**Aim of the exercise:** Below, find each line holding "Seychelles" and state how many there are, using the number alone.

**Dataset:**
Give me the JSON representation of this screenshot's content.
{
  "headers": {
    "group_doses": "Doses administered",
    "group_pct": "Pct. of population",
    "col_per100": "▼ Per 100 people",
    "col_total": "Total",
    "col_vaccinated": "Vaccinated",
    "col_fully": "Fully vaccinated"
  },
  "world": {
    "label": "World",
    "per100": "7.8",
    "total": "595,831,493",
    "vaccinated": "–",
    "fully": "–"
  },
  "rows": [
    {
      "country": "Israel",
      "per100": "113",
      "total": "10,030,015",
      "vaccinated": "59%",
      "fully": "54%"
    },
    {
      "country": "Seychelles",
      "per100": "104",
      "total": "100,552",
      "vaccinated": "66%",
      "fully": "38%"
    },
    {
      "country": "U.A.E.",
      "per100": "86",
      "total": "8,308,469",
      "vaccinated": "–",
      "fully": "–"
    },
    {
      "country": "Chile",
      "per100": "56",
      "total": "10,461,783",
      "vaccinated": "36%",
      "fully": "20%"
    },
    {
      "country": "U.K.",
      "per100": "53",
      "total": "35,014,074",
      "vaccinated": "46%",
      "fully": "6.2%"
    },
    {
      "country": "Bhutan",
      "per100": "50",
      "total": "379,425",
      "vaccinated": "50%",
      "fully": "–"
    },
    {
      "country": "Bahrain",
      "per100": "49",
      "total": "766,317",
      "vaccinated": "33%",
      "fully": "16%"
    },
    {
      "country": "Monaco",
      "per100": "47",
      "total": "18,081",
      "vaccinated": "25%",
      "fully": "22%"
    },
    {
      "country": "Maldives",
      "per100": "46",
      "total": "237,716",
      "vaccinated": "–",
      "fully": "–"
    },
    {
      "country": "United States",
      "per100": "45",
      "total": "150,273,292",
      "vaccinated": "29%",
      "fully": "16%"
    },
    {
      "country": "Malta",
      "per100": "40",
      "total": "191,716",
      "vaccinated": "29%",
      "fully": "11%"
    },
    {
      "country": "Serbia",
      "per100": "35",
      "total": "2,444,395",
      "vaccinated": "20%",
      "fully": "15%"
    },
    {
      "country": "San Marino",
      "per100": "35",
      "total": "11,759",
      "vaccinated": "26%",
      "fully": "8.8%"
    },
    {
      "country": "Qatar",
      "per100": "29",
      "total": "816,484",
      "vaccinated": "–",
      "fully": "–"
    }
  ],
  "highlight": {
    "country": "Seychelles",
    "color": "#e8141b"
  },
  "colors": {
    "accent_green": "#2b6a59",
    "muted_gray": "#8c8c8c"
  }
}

**Solution for this problem:** 2